**REQUIREMENT**: Pull every line with the word "начала" out of the entries below.

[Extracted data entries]
===

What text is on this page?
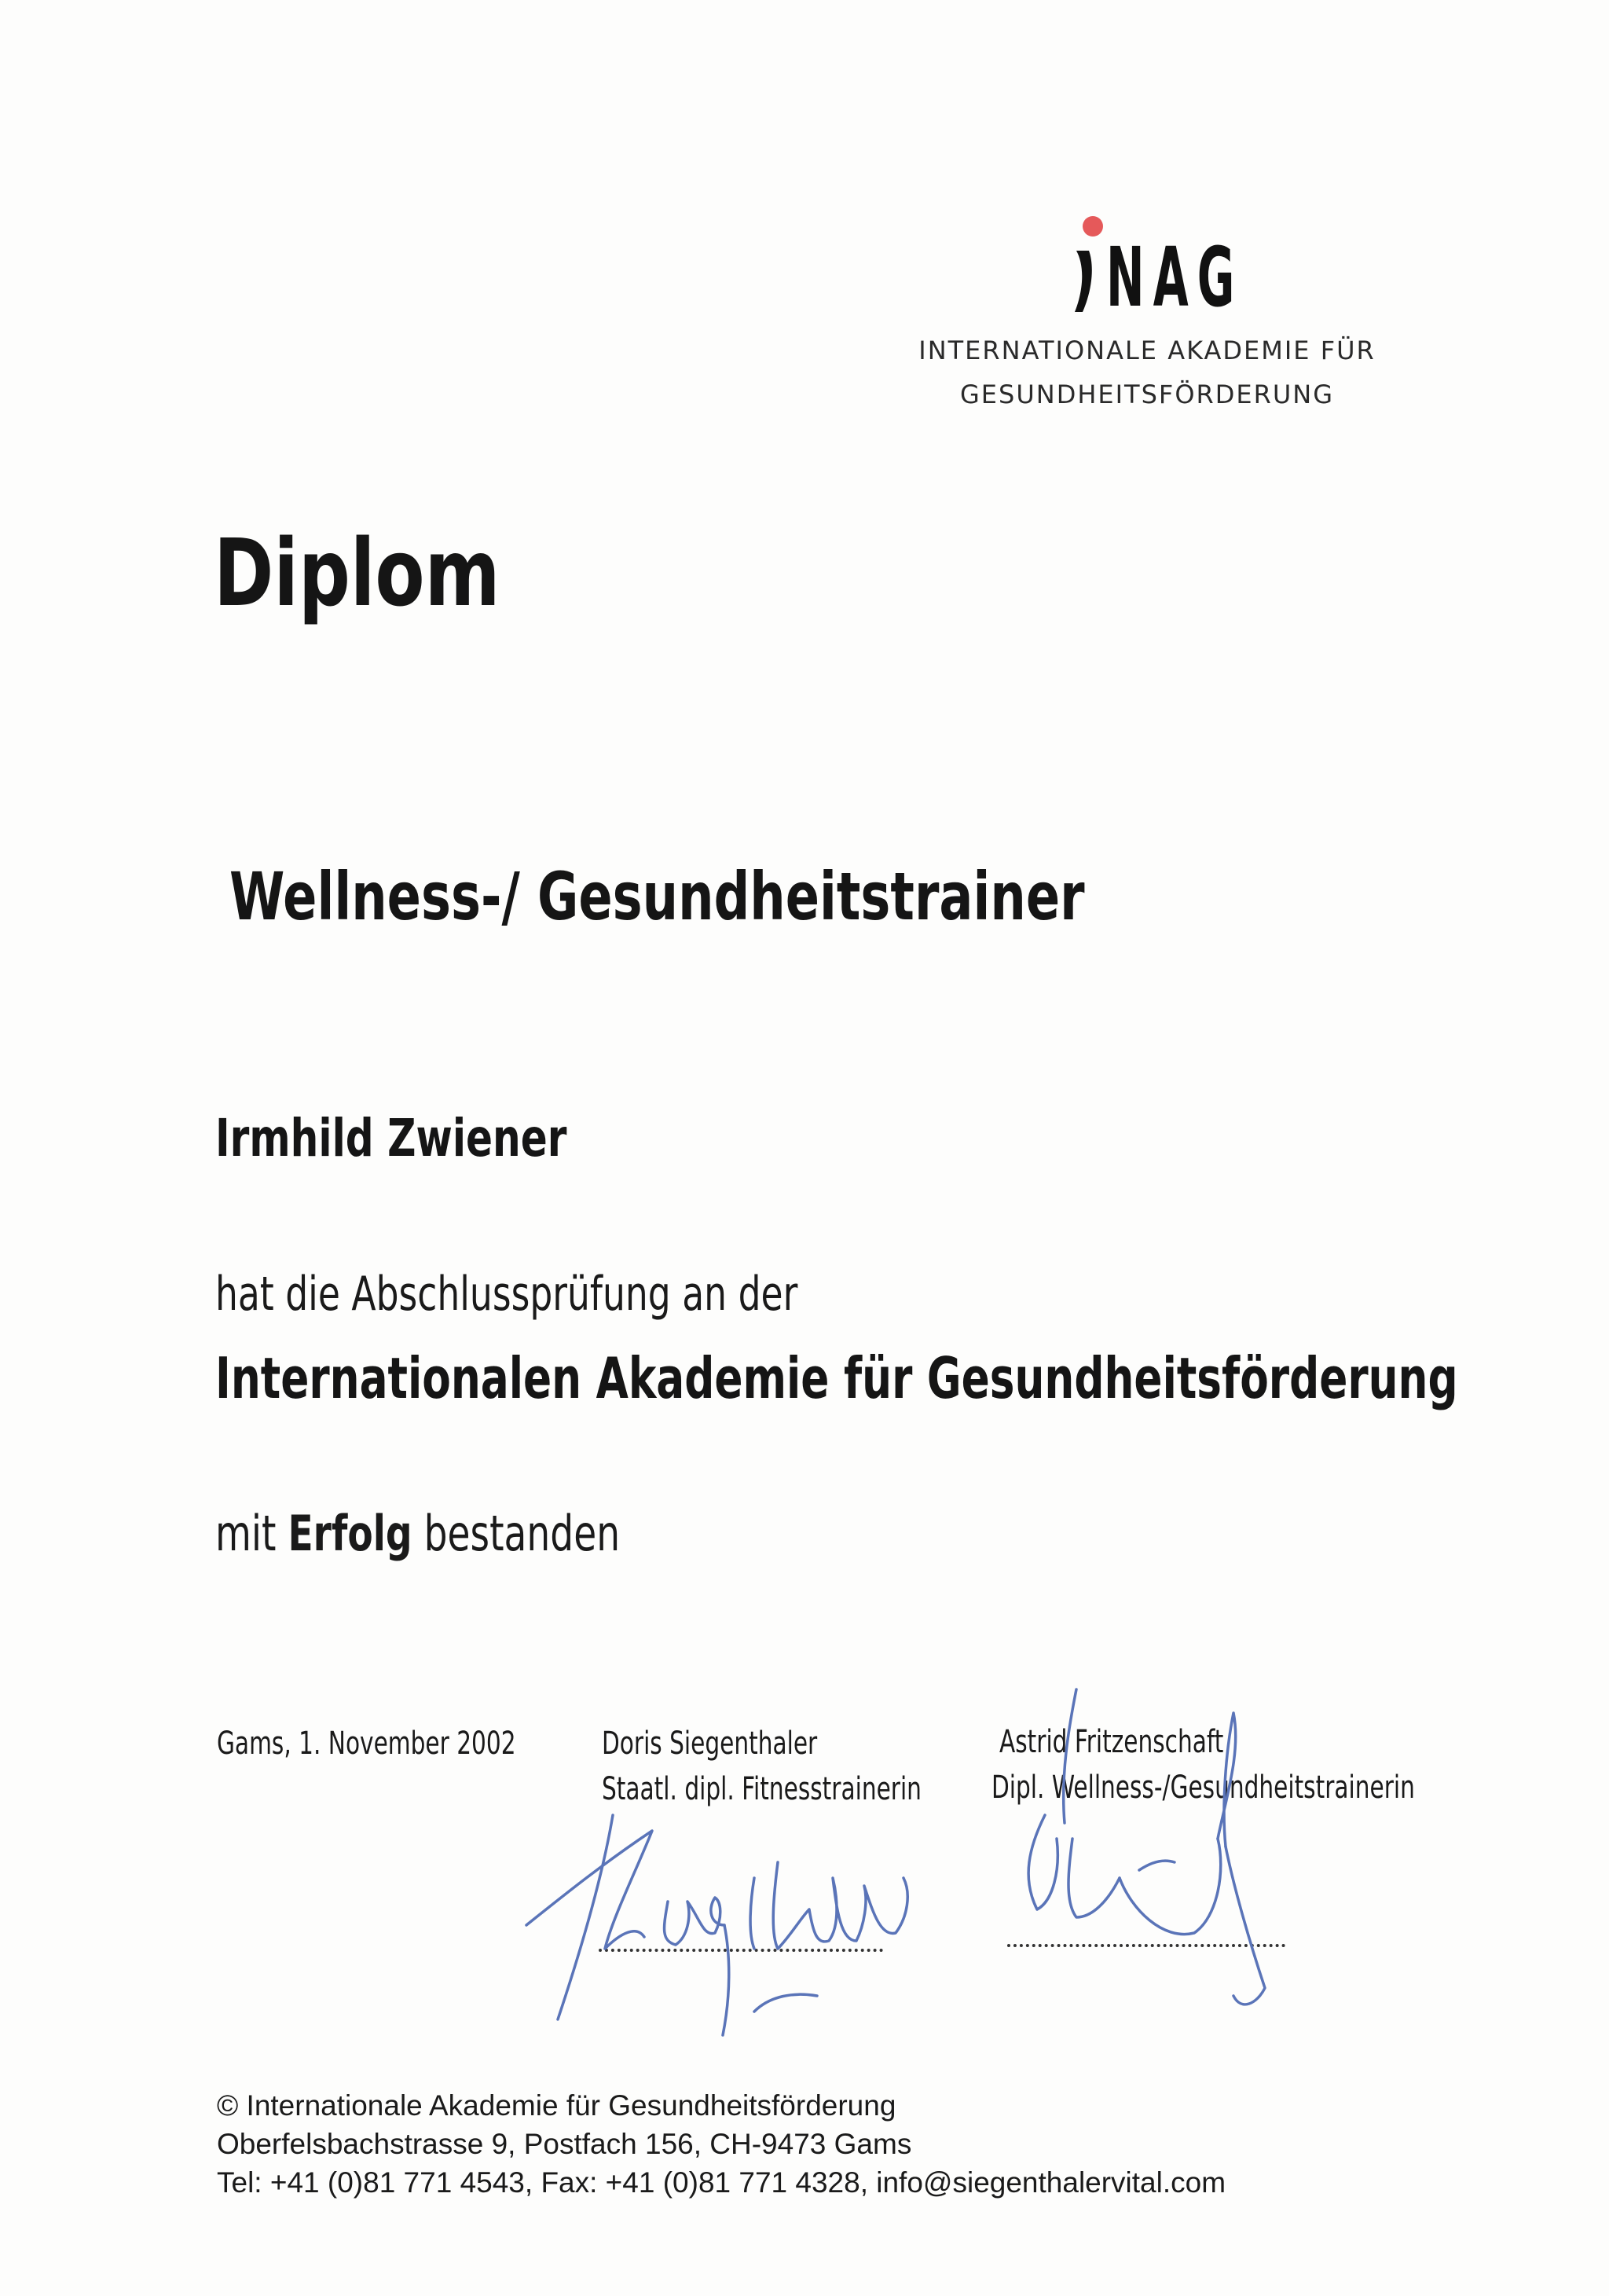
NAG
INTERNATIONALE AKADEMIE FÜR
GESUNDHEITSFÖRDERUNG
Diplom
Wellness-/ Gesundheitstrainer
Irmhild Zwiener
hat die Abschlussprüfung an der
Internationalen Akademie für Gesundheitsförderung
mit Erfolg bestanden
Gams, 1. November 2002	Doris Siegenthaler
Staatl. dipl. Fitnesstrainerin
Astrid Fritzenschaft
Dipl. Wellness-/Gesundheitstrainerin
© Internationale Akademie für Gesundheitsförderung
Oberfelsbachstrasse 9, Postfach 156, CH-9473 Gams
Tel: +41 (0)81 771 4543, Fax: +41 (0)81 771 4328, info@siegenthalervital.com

===

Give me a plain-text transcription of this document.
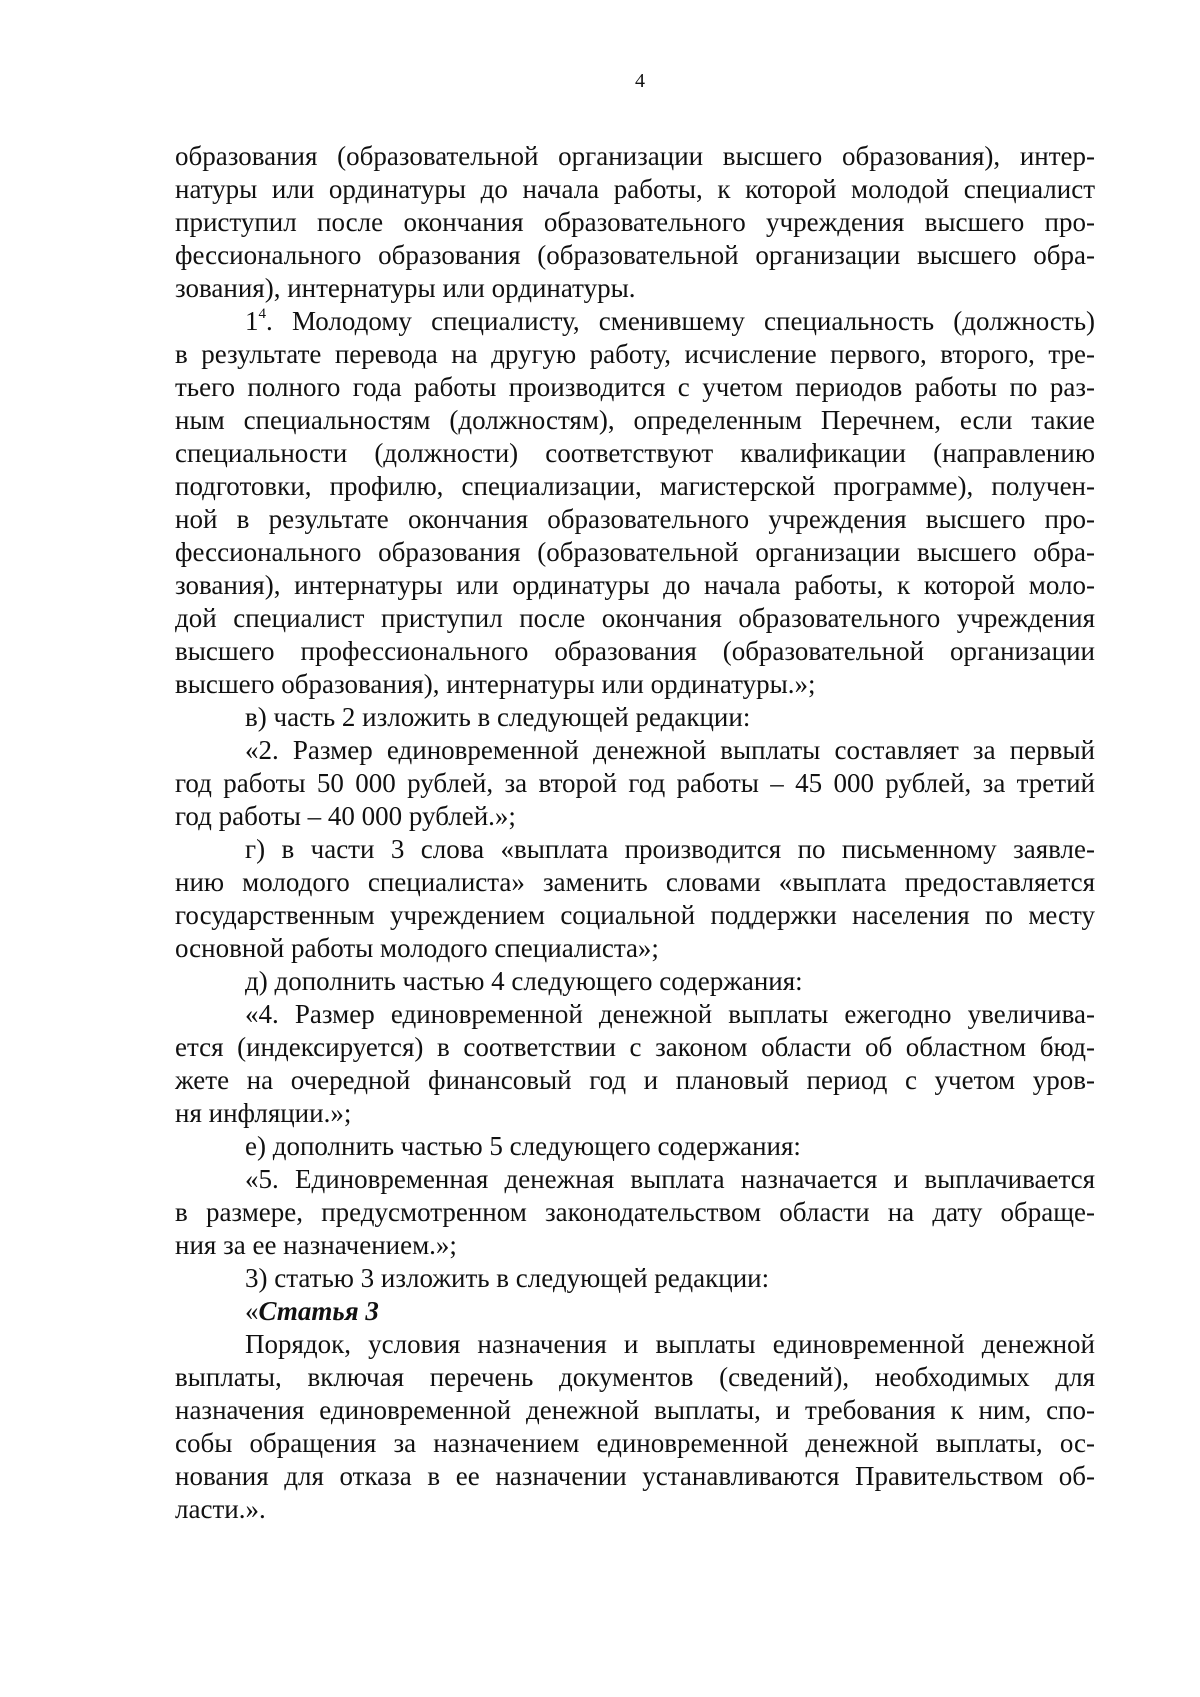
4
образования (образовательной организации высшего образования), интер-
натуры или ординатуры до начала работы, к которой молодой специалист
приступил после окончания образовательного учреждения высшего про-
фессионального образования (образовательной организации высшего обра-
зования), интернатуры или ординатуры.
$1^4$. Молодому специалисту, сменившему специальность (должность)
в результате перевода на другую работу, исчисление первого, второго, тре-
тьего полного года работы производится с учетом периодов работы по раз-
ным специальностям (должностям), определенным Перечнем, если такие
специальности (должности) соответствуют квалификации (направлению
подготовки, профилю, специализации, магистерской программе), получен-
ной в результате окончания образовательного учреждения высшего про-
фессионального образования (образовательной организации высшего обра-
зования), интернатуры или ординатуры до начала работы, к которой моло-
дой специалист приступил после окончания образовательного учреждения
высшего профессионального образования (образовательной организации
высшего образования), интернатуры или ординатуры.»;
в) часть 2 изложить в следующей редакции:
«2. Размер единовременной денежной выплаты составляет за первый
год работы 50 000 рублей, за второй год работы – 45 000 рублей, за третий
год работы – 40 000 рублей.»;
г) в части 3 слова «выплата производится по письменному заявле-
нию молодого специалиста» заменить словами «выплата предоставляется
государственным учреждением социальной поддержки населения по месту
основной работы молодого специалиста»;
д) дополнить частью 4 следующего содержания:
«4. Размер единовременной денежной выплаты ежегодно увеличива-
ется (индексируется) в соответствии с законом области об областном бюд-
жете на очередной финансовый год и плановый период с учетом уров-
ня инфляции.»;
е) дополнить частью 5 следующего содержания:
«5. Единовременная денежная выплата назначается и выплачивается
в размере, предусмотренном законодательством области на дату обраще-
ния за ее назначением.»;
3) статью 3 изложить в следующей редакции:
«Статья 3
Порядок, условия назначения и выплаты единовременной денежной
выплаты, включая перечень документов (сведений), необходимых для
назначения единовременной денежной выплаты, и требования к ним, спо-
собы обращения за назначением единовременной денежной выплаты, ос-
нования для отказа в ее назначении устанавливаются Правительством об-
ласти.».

===

**ANSWER TO THIS PROBLEM**:
натуры или ординатуры до начала работы, к которой молодой специалист
зования), интернатуры или ординатуры до начала работы, к которой моло-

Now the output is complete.